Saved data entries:

───

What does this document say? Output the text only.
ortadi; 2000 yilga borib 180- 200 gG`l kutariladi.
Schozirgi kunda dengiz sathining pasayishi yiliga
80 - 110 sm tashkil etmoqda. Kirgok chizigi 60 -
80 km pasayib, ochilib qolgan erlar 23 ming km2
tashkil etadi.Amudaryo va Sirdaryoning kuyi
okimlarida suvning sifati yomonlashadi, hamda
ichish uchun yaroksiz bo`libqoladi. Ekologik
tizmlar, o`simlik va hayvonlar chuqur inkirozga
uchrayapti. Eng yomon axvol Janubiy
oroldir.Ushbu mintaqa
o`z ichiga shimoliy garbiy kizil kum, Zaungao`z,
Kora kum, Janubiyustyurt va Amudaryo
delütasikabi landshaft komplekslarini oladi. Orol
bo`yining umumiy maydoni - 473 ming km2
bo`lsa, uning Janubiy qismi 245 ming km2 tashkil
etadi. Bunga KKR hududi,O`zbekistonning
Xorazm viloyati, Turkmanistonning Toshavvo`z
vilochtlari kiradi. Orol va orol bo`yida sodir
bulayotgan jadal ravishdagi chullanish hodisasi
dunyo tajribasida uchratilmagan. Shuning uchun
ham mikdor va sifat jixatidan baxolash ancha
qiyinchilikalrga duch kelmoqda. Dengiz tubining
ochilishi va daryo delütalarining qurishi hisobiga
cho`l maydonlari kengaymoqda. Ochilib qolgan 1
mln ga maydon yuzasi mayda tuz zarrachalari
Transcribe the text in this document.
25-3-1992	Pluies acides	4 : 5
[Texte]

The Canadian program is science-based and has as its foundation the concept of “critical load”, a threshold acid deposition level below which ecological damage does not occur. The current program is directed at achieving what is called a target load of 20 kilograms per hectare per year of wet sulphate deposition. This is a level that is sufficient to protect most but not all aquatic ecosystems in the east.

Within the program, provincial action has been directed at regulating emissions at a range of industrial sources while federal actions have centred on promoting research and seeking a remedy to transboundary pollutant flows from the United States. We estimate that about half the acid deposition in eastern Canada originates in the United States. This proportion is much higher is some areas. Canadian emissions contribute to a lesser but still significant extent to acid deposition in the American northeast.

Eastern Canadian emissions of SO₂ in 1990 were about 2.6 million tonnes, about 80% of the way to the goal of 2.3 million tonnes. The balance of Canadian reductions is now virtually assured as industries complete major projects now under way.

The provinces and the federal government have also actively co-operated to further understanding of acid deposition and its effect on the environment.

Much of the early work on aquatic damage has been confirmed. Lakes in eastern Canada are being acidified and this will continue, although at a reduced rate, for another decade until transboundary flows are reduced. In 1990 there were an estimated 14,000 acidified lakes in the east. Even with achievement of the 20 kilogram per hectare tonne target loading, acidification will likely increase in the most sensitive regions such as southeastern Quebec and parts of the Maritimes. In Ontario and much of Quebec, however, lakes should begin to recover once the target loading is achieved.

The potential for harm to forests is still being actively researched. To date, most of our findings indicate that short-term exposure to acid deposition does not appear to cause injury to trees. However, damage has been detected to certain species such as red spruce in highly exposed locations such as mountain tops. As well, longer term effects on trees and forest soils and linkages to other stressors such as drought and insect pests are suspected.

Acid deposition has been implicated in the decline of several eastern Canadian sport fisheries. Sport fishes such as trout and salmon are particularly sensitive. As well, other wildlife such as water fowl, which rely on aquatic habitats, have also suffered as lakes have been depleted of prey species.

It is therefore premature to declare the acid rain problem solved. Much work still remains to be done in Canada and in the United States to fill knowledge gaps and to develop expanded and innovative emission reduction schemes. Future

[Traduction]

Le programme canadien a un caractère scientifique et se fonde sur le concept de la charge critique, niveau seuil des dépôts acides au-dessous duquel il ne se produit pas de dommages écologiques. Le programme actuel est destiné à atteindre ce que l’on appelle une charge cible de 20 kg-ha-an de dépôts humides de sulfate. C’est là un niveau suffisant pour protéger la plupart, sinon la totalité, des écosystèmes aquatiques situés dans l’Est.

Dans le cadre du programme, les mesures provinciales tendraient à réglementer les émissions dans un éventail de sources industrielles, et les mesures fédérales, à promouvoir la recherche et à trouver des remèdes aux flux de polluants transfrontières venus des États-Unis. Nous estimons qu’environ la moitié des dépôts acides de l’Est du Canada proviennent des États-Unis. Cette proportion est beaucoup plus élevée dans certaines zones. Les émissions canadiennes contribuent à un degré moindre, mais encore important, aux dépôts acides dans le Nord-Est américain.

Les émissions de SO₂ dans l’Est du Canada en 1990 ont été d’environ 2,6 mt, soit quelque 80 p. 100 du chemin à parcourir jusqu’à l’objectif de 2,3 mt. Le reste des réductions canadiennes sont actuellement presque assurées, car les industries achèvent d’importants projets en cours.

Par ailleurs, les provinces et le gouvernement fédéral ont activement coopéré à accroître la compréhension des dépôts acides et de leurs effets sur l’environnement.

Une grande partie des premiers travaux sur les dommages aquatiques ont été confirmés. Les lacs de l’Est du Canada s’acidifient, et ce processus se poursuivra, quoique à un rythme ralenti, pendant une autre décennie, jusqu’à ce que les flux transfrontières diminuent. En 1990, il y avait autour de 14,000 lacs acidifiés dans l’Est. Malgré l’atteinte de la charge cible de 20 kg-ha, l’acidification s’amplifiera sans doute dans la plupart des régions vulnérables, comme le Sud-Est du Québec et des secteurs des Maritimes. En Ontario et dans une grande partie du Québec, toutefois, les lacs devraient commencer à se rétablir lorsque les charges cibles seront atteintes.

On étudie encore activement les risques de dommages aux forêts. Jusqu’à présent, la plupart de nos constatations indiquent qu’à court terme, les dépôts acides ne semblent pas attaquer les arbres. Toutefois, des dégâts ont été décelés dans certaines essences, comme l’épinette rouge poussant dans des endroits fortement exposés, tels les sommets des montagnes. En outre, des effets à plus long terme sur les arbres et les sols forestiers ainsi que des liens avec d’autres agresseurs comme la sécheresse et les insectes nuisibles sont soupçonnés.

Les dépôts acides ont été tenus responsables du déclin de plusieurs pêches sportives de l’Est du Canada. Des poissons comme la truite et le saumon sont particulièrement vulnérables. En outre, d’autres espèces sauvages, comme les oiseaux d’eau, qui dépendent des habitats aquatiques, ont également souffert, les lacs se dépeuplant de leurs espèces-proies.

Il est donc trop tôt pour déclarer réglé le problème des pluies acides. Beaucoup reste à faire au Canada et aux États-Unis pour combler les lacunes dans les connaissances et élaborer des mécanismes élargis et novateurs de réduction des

───

Quote each line above in full, word for word.

● Response below:
What does this document say? Output the text only.
ortadi; 2000 yilga borib 180- 200 gG`l kutariladi.
Schozirgi kunda dengiz sathining pasayishi yiliga
80 - 110 sm tashkil etmoqda. Kirgok chizigi 60 -
80 km pasayib, ochilib qolgan erlar 23 ming km2
tashkil etadi.Amudaryo va Sirdaryoning kuyi
okimlarida suvning sifati yomonlashadi, hamda
ichish uchun yaroksiz bo`libqoladi. Ekologik
tizmlar, o`simlik va hayvonlar chuqur inkirozga
uchrayapti. Eng yomon axvol Janubiy
oroldir.Ushbu mintaqa
o`z ichiga shimoliy garbiy kizil kum, Zaungao`z,
Kora kum, Janubiyustyurt va Amudaryo
delütasikabi landshaft komplekslarini oladi. Orol
bo`yining umumiy maydoni - 473 ming km2
bo`lsa, uning Janubiy qismi 245 ming km2 tashkil
etadi. Bunga KKR hududi,O`zbekistonning
Xorazm viloyati, Turkmanistonning Toshavvo`z
vilochtlari kiradi. Orol va orol bo`yida sodir
bulayotgan jadal ravishdagi chullanish hodisasi
dunyo tajribasida uchratilmagan. Shuning uchun
ham mikdor va sifat jixatidan baxolash ancha
qiyinchilikalrga duch kelmoqda. Dengiz tubining
ochilishi va daryo delütalarining qurishi hisobiga
cho`l maydonlari kengaymoqda. Ochilib qolgan 1
mln ga maydon yuzasi mayda tuz zarrachalari
Transcribe the text in this document.
25-3-1992	Pluies acides	4 : 5
[Texte]

The Canadian program is science-based and has as its foundation the concept of “critical load”, a threshold acid deposition level below which ecological damage does not occur. The current program is directed at achieving what is called a target load of 20 kilograms per hectare per year of wet sulphate deposition. This is a level that is sufficient to protect most but not all aquatic ecosystems in the east.

Within the program, provincial action has been directed at regulating emissions at a range of industrial sources while federal actions have centred on promoting research and seeking a remedy to transboundary pollutant flows from the United States. We estimate that about half the acid deposition in eastern Canada originates in the United States. This proportion is much higher is some areas. Canadian emissions contribute to a lesser but still significant extent to acid deposition in the American northeast.

Eastern Canadian emissions of SO₂ in 1990 were about 2.6 million tonnes, about 80% of the way to the goal of 2.3 million tonnes. The balance of Canadian reductions is now virtually assured as industries complete major projects now under way.

The provinces and the federal government have also actively co-operated to further understanding of acid deposition and its effect on the environment.

Much of the early work on aquatic damage has been confirmed. Lakes in eastern Canada are being acidified and this will continue, although at a reduced rate, for another decade until transboundary flows are reduced. In 1990 there were an estimated 14,000 acidified lakes in the east. Even with achievement of the 20 kilogram per hectare tonne target loading, acidification will likely increase in the most sensitive regions such as southeastern Quebec and parts of the Maritimes. In Ontario and much of Quebec, however, lakes should begin to recover once the target loading is achieved.

The potential for harm to forests is still being actively researched. To date, most of our findings indicate that short-term exposure to acid deposition does not appear to cause injury to trees. However, damage has been detected to certain species such as red spruce in highly exposed locations such as mountain tops. As well, longer term effects on trees and forest soils and linkages to other stressors such as drought and insect pests are suspected.

Acid deposition has been implicated in the decline of several eastern Canadian sport fisheries. Sport fishes such as trout and salmon are particularly sensitive. As well, other wildlife such as water fowl, which rely on aquatic habitats, have also suffered as lakes have been depleted of prey species.

It is therefore premature to declare the acid rain problem solved. Much work still remains to be done in Canada and in the United States to fill knowledge gaps and to develop expanded and innovative emission reduction schemes. Future

[Traduction]

Le programme canadien a un caractère scientifique et se fonde sur le concept de la charge critique, niveau seuil des dépôts acides au-dessous duquel il ne se produit pas de dommages écologiques. Le programme actuel est destiné à atteindre ce que l’on appelle une charge cible de 20 kg-ha-an de dépôts humides de sulfate. C’est là un niveau suffisant pour protéger la plupart, sinon la totalité, des écosystèmes aquatiques situés dans l’Est.

Dans le cadre du programme, les mesures provinciales tendraient à réglementer les émissions dans un éventail de sources industrielles, et les mesures fédérales, à promouvoir la recherche et à trouver des remèdes aux flux de polluants transfrontières venus des États-Unis. Nous estimons qu’environ la moitié des dépôts acides de l’Est du Canada proviennent des États-Unis. Cette proportion est beaucoup plus élevée dans certaines zones. Les émissions canadiennes contribuent à un degré moindre, mais encore important, aux dépôts acides dans le Nord-Est américain.

Les émissions de SO₂ dans l’Est du Canada en 1990 ont été d’environ 2,6 mt, soit quelque 80 p. 100 du chemin à parcourir jusqu’à l’objectif de 2,3 mt. Le reste des réductions canadiennes sont actuellement presque assurées, car les industries achèvent d’importants projets en cours.

Par ailleurs, les provinces et le gouvernement fédéral ont activement coopéré à accroître la compréhension des dépôts acides et de leurs effets sur l’environnement.

Une grande partie des premiers travaux sur les dommages aquatiques ont été confirmés. Les lacs de l’Est du Canada s’acidifient, et ce processus se poursuivra, quoique à un rythme ralenti, pendant une autre décennie, jusqu’à ce que les flux transfrontières diminuent. En 1990, il y avait autour de 14,000 lacs acidifiés dans l’Est. Malgré l’atteinte de la charge cible de 20 kg-ha, l’acidification s’amplifiera sans doute dans la plupart des régions vulnérables, comme le Sud-Est du Québec et des secteurs des Maritimes. En Ontario et dans une grande partie du Québec, toutefois, les lacs devraient commencer à se rétablir lorsque les charges cibles seront atteintes.

On étudie encore activement les risques de dommages aux forêts. Jusqu’à présent, la plupart de nos constatations indiquent qu’à court terme, les dépôts acides ne semblent pas attaquer les arbres. Toutefois, des dégâts ont été décelés dans certaines essences, comme l’épinette rouge poussant dans des endroits fortement exposés, tels les sommets des montagnes. En outre, des effets à plus long terme sur les arbres et les sols forestiers ainsi que des liens avec d’autres agresseurs comme la sécheresse et les insectes nuisibles sont soupçonnés.

Les dépôts acides ont été tenus responsables du déclin de plusieurs pêches sportives de l’Est du Canada. Des poissons comme la truite et le saumon sont particulièrement vulnérables. En outre, d’autres espèces sauvages, comme les oiseaux d’eau, qui dépendent des habitats aquatiques, ont également souffert, les lacs se dépeuplant de leurs espèces-proies.

Il est donc trop tôt pour déclarer réglé le problème des pluies acides. Beaucoup reste à faire au Canada et aux États-Unis pour combler les lacunes dans les connaissances et élaborer des mécanismes élargis et novateurs de réduction des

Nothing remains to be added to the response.